Using the listing below, select the lines with the word "needs" and copy them.

:: Records contained in a dataset ::
--- BEGIN ---

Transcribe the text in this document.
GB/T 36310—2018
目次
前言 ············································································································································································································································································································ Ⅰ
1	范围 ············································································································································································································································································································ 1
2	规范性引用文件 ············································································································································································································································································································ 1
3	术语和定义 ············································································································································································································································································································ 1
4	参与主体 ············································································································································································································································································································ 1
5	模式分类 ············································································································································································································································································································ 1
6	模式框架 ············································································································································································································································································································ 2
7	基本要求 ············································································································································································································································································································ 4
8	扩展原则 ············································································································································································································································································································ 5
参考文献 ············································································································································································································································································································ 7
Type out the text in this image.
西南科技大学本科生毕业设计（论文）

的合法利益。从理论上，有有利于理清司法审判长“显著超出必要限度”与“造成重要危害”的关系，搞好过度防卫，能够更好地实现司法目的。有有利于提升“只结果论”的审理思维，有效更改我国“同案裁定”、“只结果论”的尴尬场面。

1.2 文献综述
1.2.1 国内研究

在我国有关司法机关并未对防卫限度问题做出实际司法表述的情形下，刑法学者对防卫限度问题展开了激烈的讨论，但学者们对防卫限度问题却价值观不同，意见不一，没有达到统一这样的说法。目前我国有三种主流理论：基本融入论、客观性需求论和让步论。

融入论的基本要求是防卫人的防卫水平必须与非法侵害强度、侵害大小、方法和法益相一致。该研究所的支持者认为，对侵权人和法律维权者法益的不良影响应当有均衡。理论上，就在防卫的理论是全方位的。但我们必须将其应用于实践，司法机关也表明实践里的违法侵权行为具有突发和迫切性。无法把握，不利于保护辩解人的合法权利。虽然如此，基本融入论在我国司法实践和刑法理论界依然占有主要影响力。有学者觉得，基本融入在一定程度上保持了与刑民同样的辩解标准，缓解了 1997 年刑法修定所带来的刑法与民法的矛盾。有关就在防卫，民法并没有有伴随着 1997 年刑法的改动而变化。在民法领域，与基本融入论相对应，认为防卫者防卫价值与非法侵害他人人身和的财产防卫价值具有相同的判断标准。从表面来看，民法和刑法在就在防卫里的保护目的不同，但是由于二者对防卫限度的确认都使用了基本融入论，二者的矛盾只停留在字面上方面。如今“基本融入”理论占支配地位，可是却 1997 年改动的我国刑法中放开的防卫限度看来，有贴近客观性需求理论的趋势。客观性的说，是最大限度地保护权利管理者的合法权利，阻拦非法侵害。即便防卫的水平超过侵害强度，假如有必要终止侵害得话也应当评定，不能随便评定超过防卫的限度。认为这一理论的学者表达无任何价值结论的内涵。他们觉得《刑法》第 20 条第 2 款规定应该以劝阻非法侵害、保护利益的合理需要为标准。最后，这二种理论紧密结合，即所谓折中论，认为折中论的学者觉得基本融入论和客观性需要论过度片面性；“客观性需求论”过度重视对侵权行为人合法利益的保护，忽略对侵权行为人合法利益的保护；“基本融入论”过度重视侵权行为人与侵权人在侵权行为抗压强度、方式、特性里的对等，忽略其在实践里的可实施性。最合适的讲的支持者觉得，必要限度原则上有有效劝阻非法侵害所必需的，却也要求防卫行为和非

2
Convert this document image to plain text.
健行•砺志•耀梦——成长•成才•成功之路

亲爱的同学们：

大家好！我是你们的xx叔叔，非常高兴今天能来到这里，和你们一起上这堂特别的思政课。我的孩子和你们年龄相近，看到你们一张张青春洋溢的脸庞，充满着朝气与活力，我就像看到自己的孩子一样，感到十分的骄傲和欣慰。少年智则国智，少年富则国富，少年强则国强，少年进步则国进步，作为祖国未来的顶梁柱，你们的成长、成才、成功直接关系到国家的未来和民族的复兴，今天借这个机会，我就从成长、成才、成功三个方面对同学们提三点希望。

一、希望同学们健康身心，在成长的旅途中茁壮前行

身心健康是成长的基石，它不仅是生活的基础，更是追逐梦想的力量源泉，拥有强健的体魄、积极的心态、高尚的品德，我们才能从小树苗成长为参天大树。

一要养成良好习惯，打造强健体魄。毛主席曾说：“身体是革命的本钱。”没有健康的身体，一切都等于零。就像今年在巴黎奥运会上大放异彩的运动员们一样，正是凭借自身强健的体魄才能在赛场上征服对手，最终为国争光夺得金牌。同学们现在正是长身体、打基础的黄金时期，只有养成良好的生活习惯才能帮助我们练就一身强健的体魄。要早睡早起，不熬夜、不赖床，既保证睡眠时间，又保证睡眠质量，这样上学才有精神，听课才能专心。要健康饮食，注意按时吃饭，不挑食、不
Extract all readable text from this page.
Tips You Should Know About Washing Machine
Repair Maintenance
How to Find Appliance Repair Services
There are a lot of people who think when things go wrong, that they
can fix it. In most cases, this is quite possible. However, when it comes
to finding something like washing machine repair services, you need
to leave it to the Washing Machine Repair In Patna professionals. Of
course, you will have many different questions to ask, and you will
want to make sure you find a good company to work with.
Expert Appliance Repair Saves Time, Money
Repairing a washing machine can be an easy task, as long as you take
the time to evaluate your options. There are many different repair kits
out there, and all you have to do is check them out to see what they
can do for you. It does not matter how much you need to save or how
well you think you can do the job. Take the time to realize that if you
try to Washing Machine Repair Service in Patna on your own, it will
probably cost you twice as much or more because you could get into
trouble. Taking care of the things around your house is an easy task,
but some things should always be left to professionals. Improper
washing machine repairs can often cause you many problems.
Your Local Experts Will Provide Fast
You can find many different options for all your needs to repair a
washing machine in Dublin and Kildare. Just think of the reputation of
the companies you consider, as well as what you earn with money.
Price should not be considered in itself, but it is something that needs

--- END ---

:: Expected answer ::
You can find many different options for all your needs to repair a
Price should not be considered in itself, but it is something that needs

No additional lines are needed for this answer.